- AIM OF THE TASK
Pull out each line of the data that includes the word "FUEL".

··· RECORDS FOR THE EXERCISE ···

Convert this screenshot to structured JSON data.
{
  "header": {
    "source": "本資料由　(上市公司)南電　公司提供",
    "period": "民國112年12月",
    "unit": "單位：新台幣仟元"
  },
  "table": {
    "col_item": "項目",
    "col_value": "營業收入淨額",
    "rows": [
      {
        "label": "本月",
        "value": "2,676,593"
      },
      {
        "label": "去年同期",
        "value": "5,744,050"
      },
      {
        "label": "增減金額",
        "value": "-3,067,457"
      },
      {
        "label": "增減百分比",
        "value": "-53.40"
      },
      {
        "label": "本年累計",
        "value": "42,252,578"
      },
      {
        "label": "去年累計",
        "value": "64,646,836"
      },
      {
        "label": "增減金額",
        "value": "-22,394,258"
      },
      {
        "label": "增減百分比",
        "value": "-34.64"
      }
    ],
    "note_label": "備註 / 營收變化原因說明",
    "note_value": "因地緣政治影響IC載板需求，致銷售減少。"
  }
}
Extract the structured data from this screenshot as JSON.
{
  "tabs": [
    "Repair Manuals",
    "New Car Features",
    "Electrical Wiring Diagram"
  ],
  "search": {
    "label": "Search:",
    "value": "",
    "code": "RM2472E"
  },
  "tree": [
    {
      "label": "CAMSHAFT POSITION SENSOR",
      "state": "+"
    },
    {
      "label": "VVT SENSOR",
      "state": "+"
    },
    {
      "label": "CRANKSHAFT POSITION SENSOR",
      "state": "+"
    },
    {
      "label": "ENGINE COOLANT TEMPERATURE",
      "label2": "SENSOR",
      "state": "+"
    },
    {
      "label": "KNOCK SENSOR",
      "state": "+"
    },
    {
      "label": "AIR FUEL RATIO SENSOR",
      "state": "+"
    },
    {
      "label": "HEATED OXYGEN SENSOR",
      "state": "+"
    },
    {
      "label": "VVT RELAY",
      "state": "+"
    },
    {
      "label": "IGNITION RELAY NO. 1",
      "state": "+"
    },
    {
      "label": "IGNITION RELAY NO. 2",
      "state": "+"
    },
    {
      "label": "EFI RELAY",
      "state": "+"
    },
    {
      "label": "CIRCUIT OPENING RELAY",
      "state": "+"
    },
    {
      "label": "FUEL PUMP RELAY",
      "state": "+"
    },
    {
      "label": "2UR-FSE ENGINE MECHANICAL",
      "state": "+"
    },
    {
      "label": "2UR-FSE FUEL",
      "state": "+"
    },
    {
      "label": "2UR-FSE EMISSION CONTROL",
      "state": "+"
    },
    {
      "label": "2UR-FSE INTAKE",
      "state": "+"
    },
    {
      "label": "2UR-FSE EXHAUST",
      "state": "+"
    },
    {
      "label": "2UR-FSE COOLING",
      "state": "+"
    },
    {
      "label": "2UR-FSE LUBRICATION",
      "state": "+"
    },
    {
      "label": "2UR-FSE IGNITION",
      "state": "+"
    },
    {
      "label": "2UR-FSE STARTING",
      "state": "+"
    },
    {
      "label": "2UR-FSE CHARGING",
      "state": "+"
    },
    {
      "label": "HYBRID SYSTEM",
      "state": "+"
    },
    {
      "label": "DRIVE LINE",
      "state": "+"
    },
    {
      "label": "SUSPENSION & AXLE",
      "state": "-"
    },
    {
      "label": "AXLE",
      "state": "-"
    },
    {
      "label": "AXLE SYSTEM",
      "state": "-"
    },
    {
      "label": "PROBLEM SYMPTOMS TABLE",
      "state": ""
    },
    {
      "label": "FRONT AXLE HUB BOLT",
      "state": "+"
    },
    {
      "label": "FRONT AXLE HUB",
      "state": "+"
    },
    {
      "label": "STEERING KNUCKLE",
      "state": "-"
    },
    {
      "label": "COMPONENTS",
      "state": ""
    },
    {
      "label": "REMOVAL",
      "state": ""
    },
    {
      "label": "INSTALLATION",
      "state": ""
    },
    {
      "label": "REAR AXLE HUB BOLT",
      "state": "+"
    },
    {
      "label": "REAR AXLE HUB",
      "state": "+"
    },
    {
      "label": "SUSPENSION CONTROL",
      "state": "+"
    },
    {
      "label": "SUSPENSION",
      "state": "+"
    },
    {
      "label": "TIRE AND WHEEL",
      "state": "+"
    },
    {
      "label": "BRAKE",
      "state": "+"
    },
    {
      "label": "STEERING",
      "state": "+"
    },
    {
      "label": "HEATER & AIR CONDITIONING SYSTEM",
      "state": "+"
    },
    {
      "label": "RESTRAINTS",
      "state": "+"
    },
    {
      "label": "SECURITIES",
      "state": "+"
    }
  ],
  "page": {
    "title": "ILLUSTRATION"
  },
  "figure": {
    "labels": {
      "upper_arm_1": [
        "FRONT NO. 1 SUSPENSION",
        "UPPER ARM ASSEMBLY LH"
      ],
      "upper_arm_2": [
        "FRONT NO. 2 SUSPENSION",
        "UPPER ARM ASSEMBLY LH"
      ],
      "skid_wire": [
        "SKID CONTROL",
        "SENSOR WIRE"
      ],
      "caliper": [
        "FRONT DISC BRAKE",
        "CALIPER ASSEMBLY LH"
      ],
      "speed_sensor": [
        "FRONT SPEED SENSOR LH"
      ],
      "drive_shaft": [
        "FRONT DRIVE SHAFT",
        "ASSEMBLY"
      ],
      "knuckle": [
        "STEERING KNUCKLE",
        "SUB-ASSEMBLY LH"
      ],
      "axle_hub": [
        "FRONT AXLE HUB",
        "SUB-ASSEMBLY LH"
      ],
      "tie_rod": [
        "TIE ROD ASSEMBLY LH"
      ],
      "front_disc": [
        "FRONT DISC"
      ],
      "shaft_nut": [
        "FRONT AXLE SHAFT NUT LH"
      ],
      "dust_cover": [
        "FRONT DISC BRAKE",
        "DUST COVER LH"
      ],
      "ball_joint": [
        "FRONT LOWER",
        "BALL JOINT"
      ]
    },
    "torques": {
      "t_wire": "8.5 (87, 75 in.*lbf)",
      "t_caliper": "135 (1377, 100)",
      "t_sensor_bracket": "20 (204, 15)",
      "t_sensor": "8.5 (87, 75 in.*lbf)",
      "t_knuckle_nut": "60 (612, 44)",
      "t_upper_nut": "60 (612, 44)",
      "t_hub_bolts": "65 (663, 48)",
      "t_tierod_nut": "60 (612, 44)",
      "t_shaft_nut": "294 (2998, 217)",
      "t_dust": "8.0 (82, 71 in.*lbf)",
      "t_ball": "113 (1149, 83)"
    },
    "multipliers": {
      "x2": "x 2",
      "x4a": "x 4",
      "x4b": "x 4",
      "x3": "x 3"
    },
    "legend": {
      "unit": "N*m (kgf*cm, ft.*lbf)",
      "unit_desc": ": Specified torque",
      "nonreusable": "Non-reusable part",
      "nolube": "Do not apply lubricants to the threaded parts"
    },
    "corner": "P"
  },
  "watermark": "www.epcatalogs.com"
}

···

- RESULT OF THIS EXERCISE
      "label": "AIR FUEL RATIO SENSOR",
      "label": "FUEL PUMP RELAY",
      "label": "2UR-FSE FUEL",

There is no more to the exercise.